_ENTRIES_
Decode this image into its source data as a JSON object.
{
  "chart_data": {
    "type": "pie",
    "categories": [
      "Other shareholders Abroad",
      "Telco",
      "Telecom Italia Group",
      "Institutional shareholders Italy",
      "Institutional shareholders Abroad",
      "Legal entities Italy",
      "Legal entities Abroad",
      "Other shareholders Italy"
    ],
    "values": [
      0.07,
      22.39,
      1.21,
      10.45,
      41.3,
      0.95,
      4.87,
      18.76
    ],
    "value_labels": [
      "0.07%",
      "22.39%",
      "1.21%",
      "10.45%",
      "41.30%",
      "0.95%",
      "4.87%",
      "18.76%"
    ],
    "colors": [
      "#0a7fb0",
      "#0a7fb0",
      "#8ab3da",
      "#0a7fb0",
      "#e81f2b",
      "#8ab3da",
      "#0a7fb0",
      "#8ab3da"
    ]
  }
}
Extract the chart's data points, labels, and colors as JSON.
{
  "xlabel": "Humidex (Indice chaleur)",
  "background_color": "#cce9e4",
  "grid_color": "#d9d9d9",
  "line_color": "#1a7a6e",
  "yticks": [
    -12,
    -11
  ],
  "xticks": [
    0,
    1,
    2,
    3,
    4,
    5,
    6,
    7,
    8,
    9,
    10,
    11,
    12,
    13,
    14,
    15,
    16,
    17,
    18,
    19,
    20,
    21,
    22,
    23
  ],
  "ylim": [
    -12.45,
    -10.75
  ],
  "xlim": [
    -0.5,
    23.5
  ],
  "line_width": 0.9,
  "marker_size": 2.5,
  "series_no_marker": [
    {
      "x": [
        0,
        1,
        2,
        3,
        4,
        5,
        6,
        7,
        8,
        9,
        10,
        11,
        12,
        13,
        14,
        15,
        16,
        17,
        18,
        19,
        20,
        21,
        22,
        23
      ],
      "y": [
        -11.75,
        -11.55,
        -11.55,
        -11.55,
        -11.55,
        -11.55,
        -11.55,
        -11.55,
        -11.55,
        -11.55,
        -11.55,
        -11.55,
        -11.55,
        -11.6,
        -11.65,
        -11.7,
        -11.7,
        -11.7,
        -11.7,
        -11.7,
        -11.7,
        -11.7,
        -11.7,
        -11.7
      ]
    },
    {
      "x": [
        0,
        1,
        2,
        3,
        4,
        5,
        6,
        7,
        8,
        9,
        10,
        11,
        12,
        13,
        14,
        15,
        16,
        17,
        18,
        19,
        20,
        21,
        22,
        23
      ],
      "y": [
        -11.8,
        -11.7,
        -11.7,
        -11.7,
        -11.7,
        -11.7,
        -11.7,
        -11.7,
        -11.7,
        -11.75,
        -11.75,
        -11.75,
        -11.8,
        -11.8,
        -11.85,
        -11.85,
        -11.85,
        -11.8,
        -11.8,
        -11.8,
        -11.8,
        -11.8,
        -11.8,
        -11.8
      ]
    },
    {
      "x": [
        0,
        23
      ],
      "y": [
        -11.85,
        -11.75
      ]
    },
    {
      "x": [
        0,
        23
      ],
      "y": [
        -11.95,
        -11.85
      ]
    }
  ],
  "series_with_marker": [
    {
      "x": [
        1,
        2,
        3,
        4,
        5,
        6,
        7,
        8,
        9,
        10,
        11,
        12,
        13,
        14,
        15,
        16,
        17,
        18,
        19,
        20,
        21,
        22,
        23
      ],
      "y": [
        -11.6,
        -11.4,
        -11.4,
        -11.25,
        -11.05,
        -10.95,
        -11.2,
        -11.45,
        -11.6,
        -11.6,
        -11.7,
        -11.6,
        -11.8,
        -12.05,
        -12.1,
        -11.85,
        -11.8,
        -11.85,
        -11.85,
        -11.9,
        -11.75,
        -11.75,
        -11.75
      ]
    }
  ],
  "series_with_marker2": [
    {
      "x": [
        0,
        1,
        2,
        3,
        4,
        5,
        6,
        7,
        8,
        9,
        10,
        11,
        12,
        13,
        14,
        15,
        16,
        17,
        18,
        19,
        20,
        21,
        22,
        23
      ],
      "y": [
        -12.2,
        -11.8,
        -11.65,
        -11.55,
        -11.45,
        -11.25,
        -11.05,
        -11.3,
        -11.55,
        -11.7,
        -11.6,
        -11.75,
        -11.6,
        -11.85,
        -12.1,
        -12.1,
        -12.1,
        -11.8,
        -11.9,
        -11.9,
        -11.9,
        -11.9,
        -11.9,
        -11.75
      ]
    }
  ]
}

_GIVEN INSTRUCTION_
Read through the lines above and collect those that contain the string "shareholders".

_EXERCISE OUTPUT_
      "Other shareholders Abroad",
      "Institutional shareholders Italy",
      "Institutional shareholders Abroad",
      "Other shareholders Italy"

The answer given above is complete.